*Task objective*
From the entries that follow, pick out all lines holding "condition".

(Extracted data entries)
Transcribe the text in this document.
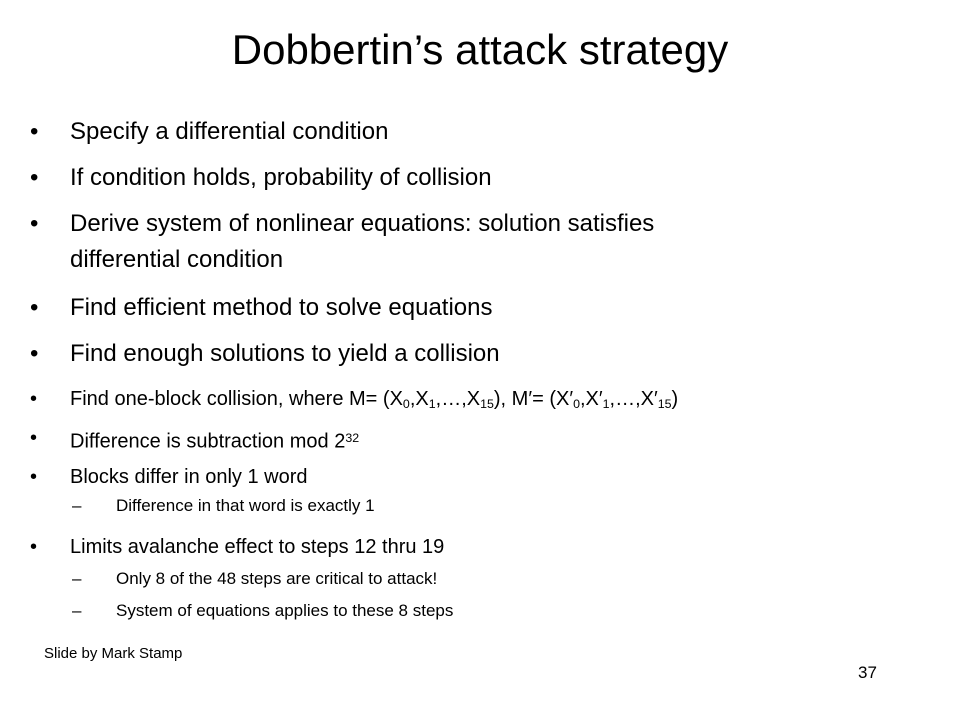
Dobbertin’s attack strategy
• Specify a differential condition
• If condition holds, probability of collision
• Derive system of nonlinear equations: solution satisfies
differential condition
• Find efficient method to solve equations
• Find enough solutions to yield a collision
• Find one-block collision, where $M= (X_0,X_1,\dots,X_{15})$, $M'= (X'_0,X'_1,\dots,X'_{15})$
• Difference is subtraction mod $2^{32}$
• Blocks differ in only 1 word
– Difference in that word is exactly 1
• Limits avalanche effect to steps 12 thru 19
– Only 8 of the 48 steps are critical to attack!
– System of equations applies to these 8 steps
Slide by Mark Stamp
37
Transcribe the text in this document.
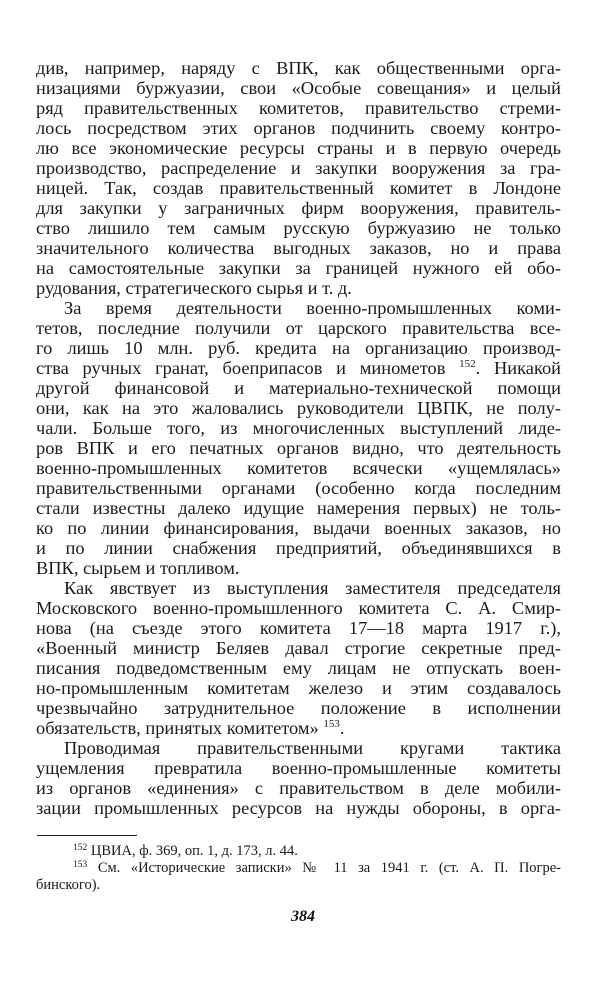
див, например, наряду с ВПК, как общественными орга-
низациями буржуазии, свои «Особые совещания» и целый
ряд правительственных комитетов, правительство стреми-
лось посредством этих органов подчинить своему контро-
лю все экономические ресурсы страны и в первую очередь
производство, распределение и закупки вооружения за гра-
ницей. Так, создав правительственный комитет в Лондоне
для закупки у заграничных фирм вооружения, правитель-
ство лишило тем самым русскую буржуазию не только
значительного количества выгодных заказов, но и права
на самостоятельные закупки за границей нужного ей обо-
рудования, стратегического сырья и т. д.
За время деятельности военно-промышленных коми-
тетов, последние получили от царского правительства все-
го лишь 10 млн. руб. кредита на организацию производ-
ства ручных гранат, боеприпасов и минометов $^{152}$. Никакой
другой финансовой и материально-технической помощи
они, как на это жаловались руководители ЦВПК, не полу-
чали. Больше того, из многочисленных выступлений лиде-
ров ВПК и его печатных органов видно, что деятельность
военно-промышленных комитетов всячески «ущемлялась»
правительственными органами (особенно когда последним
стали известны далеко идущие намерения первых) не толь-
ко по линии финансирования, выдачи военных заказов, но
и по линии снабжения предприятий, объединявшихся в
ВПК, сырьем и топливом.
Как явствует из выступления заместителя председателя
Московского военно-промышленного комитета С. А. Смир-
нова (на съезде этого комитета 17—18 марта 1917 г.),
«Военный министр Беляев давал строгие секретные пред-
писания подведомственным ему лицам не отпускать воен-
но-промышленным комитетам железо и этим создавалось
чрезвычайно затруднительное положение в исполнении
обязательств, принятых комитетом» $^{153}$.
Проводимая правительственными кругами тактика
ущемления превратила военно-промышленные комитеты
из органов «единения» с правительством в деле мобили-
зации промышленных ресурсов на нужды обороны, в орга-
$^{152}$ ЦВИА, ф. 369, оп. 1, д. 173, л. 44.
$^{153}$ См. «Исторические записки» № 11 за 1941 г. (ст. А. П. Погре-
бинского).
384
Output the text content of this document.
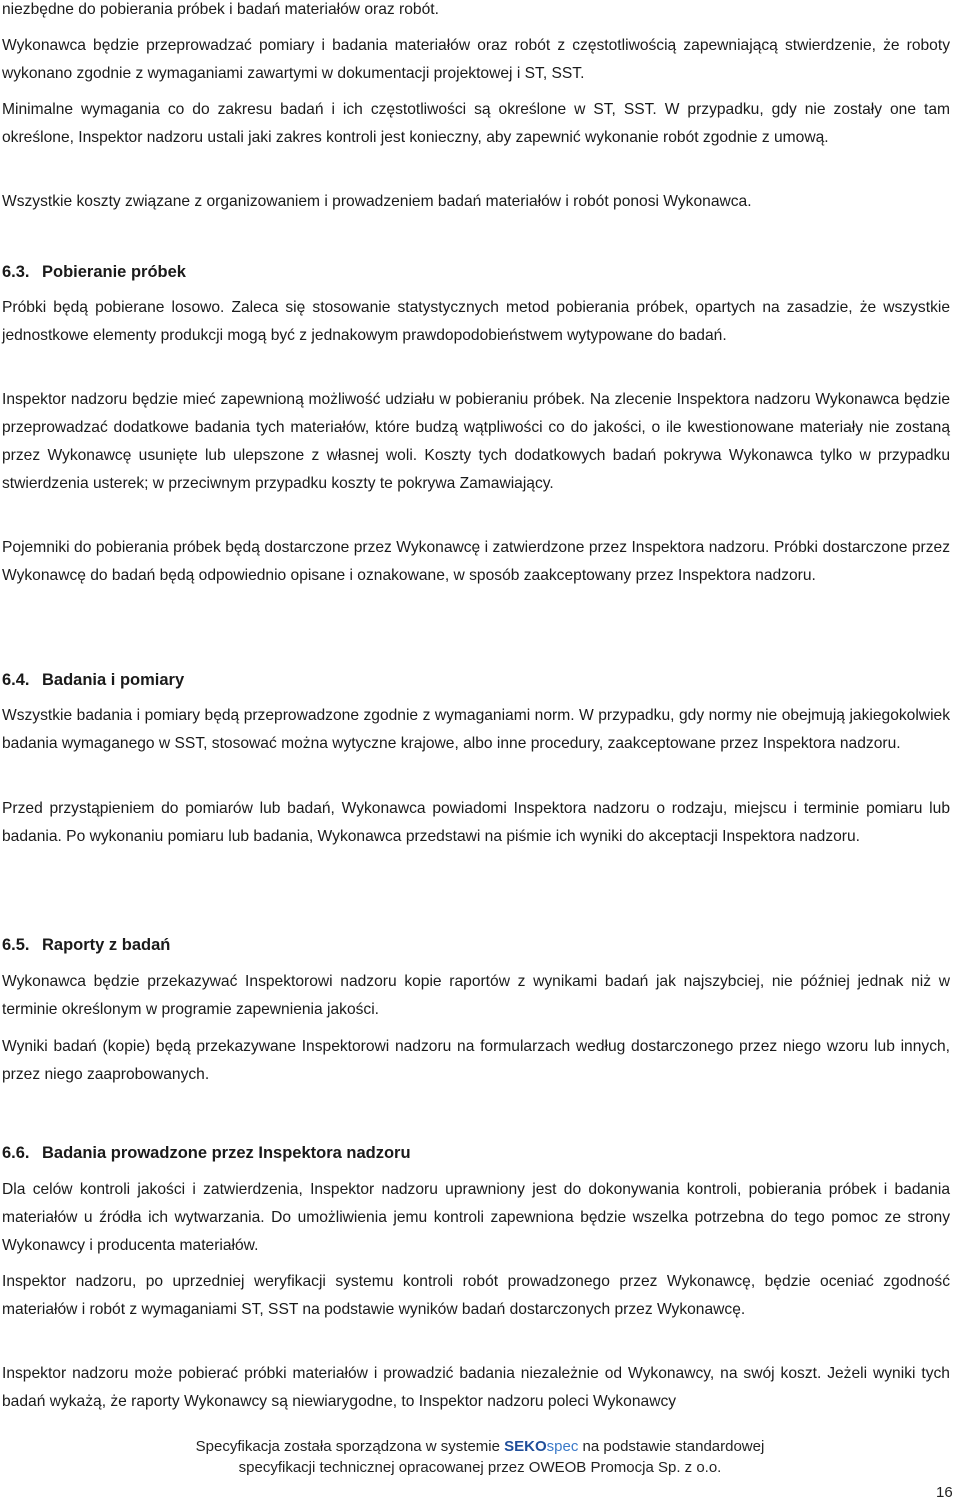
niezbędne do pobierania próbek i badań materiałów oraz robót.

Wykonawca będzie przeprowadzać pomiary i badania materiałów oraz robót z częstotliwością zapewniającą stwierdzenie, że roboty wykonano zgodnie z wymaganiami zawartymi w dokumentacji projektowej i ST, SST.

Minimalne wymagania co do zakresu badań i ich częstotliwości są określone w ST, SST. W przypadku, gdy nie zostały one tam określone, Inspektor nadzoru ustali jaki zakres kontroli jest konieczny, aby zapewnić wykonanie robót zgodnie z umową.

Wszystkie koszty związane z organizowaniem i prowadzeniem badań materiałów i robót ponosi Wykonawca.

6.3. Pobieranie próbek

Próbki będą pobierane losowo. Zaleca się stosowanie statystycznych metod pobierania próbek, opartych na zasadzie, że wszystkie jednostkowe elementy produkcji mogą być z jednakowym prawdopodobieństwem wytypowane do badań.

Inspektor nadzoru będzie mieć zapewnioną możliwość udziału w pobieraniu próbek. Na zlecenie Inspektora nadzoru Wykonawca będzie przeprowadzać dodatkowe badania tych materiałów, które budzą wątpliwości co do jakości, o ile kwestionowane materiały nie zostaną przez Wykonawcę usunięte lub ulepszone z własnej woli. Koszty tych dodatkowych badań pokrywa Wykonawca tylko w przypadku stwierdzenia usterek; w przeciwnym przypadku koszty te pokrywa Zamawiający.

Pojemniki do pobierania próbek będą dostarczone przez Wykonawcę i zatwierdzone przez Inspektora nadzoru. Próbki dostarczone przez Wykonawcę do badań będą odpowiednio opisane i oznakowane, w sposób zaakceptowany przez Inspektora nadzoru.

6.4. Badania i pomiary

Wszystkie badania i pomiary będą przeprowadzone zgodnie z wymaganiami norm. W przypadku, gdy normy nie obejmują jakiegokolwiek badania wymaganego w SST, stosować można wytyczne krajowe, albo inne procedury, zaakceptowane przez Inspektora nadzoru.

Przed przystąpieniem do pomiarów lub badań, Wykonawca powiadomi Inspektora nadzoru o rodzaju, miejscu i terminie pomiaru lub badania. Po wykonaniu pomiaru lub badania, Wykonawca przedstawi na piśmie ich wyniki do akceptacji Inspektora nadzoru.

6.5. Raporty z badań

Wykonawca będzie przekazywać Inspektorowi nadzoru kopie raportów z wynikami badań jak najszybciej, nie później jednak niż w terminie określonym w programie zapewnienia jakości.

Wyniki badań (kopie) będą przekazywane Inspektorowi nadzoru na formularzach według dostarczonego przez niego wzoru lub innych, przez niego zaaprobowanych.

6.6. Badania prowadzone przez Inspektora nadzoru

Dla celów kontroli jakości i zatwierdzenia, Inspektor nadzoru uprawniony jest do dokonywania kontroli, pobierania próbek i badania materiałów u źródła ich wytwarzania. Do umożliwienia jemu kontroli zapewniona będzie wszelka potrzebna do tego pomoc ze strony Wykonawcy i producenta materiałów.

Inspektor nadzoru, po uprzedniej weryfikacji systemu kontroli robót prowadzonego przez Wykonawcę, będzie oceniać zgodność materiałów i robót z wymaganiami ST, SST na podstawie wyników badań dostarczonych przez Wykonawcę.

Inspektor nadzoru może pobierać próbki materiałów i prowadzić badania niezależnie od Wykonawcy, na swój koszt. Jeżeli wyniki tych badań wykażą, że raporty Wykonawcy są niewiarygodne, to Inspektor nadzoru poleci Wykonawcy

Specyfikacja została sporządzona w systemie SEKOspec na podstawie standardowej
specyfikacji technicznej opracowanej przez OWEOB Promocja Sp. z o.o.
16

*Finished answer*
• Specify a differential condition
• If condition holds, probability of collision
differential condition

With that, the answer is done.